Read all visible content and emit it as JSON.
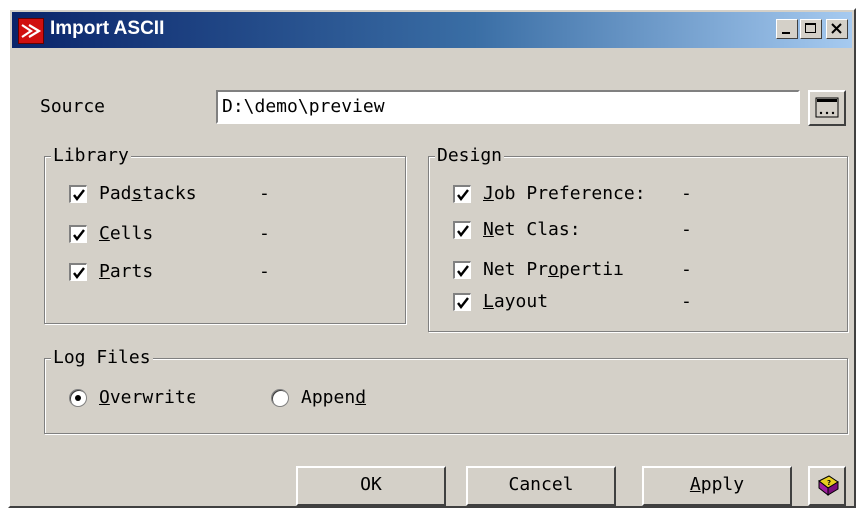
{
  "window": {
    "title": "Import ASCII",
    "icon": "app-logo-icon",
    "controls": [
      "minimize-icon",
      "maximize-icon",
      "close-icon"
    ]
  },
  "source": {
    "label": "Source",
    "value": "D:\\demo\\preview",
    "browse_icon": "browse-icon"
  },
  "library": {
    "title": "Library",
    "items": [
      {
        "pre": "Pad",
        "u": "s",
        "post": "tacks",
        "checked": true,
        "status": "-"
      },
      {
        "pre": "",
        "u": "C",
        "post": "ells",
        "checked": true,
        "status": "-"
      },
      {
        "pre": "",
        "u": "P",
        "post": "arts",
        "checked": true,
        "status": "-"
      }
    ]
  },
  "design": {
    "title": "Design",
    "items": [
      {
        "pre": "",
        "u": "J",
        "post": "ob Preference:",
        "checked": true,
        "status": "-"
      },
      {
        "pre": "",
        "u": "N",
        "post": "et Clas:",
        "checked": true,
        "status": "-"
      },
      {
        "pre": "Net Pr",
        "u": "o",
        "post": "pertiı",
        "checked": true,
        "status": "-"
      },
      {
        "pre": "",
        "u": "L",
        "post": "ayout",
        "checked": true,
        "status": "-"
      }
    ]
  },
  "log_files": {
    "title": "Log Files",
    "overwrite": {
      "pre": "",
      "u": "O",
      "post": "verwritє",
      "selected": true
    },
    "append": {
      "pre": "Appen",
      "u": "d",
      "post": "",
      "selected": false
    }
  },
  "buttons": {
    "ok": "OK",
    "cancel": "Cancel",
    "apply_u": "A",
    "apply_post": "pply",
    "help_icon": "help-book-icon"
  },
  "colors": {
    "title_start": "#0a246a",
    "title_end": "#a6caf0",
    "face": "#d4d0c8"
  }
}
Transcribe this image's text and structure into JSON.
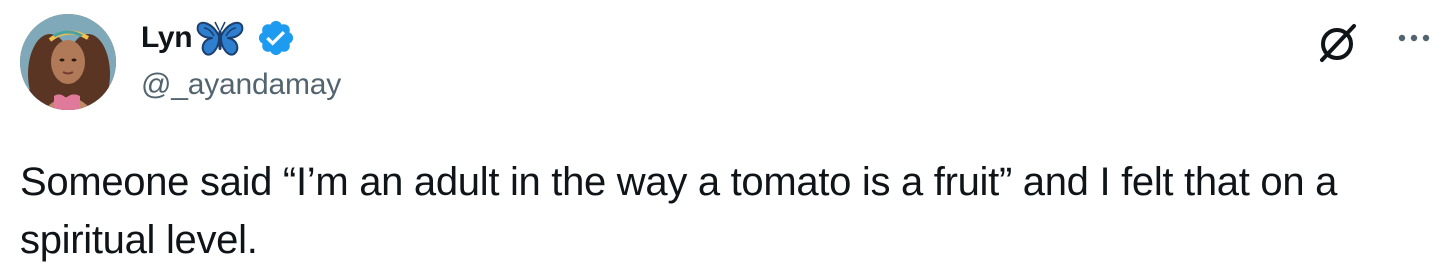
{
  "author": {
    "display_name": "Lyn",
    "name_emoji": "butterfly-emoji",
    "verified_badge": "verified-badge-icon",
    "handle": "@_ayandamay",
    "avatar": "profile-photo"
  },
  "actions": {
    "grok_icon": "grok-icon",
    "more_icon": "more-options-icon"
  },
  "tweet": {
    "text": "Someone said “I’m an adult in the way a tomato is a fruit” and I felt that on a spiritual level."
  },
  "colors": {
    "text_primary": "#0f1419",
    "text_secondary": "#536471",
    "verified_blue": "#1d9bf0",
    "butterfly_blue": "#3a8fd9"
  }
}
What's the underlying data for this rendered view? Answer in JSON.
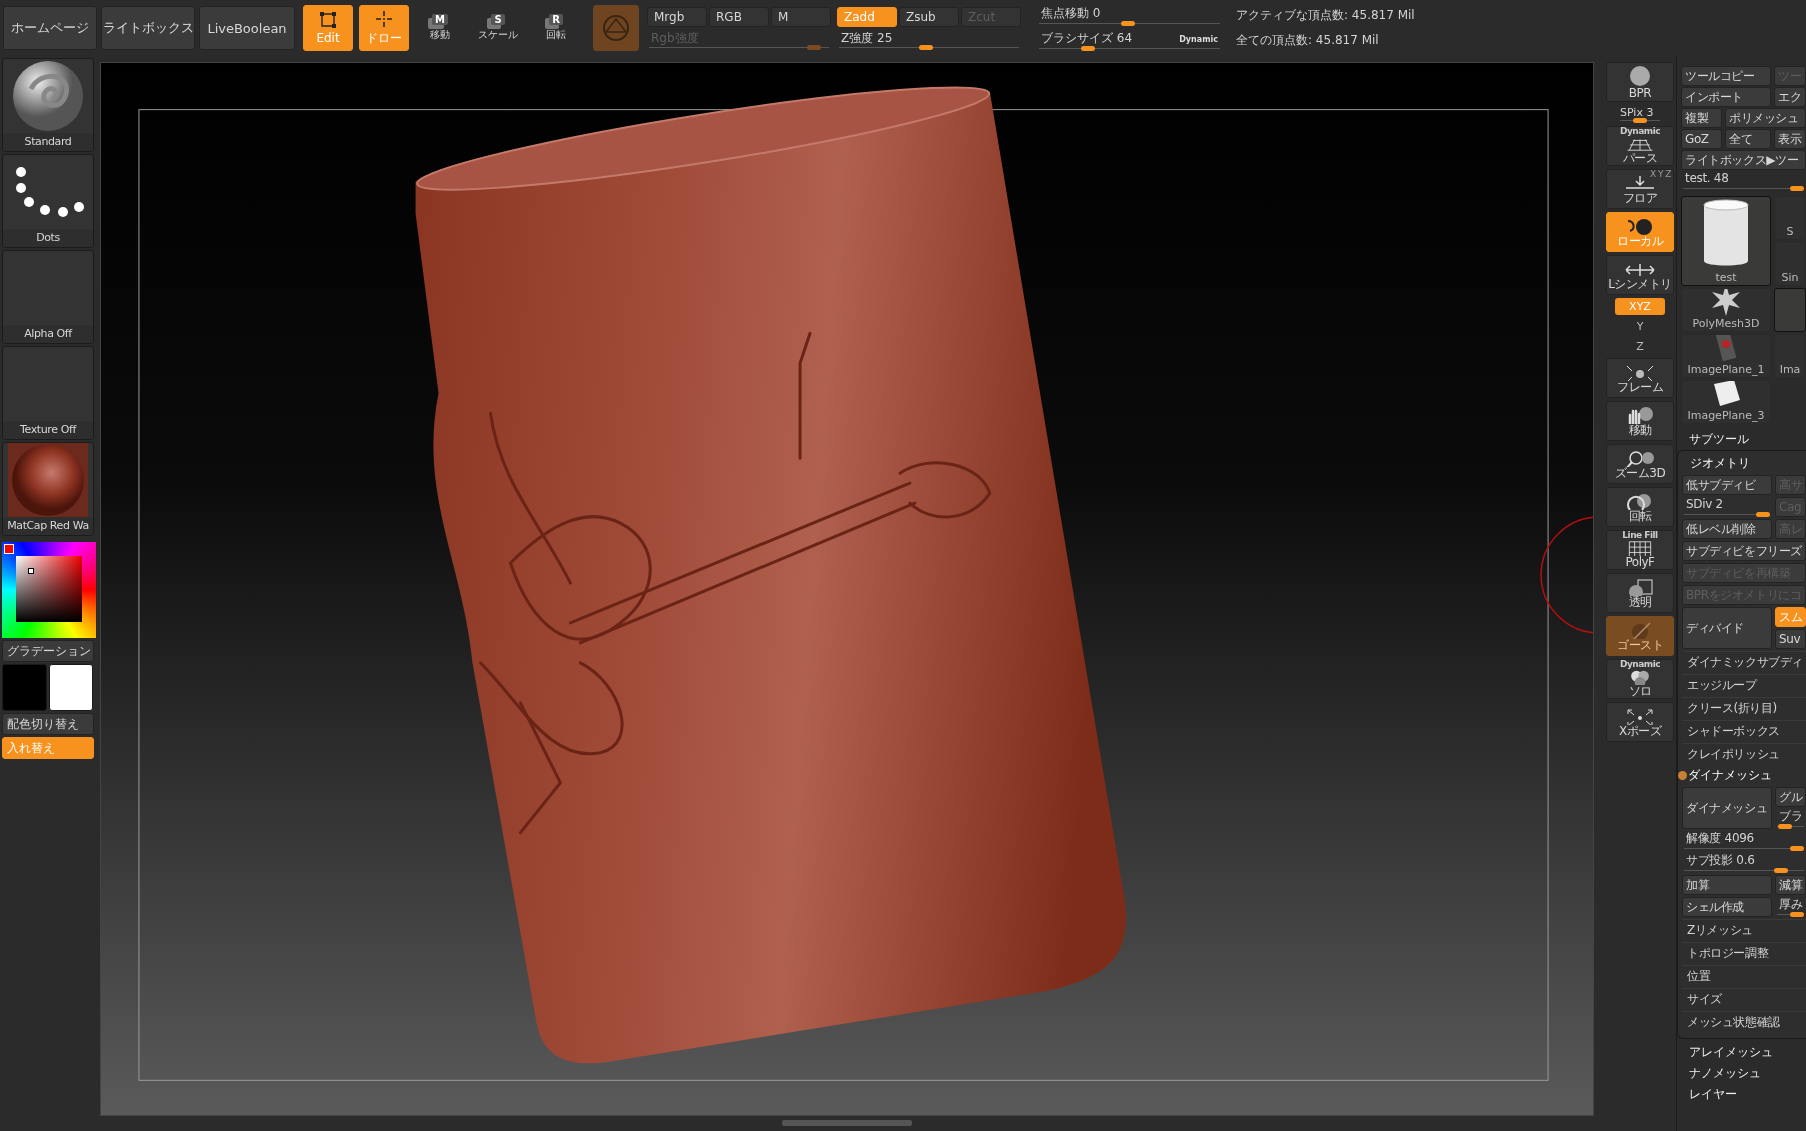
* * * *
### Exercise instructions
Each record should be quoted exactly, with the images omitted.

### Right answer
Read all visible content and emit it as JSON.
{
  "window": {
    "title": "Import ASCII",
    "icon": "app-logo-icon",
    "controls": [
      "minimize-icon",
      "maximize-icon",
      "close-icon"
    ]
  },
  "source": {
    "label": "Source",
    "value": "D:\\demo\\preview",
    "browse_icon": "browse-icon"
  },
  "library": {
    "title": "Library",
    "items": [
      {
        "pre": "Pad",
        "u": "s",
        "post": "tacks",
        "checked": true,
        "status": "-"
      },
      {
        "pre": "",
        "u": "C",
        "post": "ells",
        "checked": true,
        "status": "-"
      },
      {
        "pre": "",
        "u": "P",
        "post": "arts",
        "checked": true,
        "status": "-"
      }
    ]
  },
  "design": {
    "title": "Design",
    "items": [
      {
        "pre": "",
        "u": "J",
        "post": "ob Preference:",
        "checked": true,
        "status": "-"
      },
      {
        "pre": "",
        "u": "N",
        "post": "et Clas:",
        "checked": true,
        "status": "-"
      },
      {
        "pre": "Net Pr",
        "u": "o",
        "post": "pertiı",
        "checked": true,
        "status": "-"
      },
      {
        "pre": "",
        "u": "L",
        "post": "ayout",
        "checked": true,
        "status": "-"
      }
    ]
  },
  "log_files": {
    "title": "Log Files",
    "overwrite": {
      "pre": "",
      "u": "O",
      "post": "verwritє",
      "selected": true
    },
    "append": {
      "pre": "Appen",
      "u": "d",
      "post": "",
      "selected": false
    }
  },
  "buttons": {
    "ok": "OK",
    "cancel": "Cancel",
    "apply_u": "A",
    "apply_post": "pply",
    "help_icon": "help-book-icon"
  },
  "colors": {
    "title_start": "#0a246a",
    "title_end": "#a6caf0",
    "face": "#d4d0c8"
  }
}
Transcribe this image's text and structure into JSON.
{
  "author": {
    "display_name": "Lyn",
    "name_emoji": "butterfly-emoji",
    "verified_badge": "verified-badge-icon",
    "handle": "@_ayandamay",
    "avatar": "profile-photo"
  },
  "actions": {
    "grok_icon": "grok-icon",
    "more_icon": "more-options-icon"
  },
  "tweet": {
    "text": "Someone said “I’m an adult in the way a tomato is a fruit” and I felt that on a spiritual level."
  },
  "colors": {
    "text_primary": "#0f1419",
    "text_secondary": "#536471",
    "verified_blue": "#1d9bf0",
    "butterfly_blue": "#3a8fd9"
  }
}
What's the underlying data for this rendered view? Answer in JSON.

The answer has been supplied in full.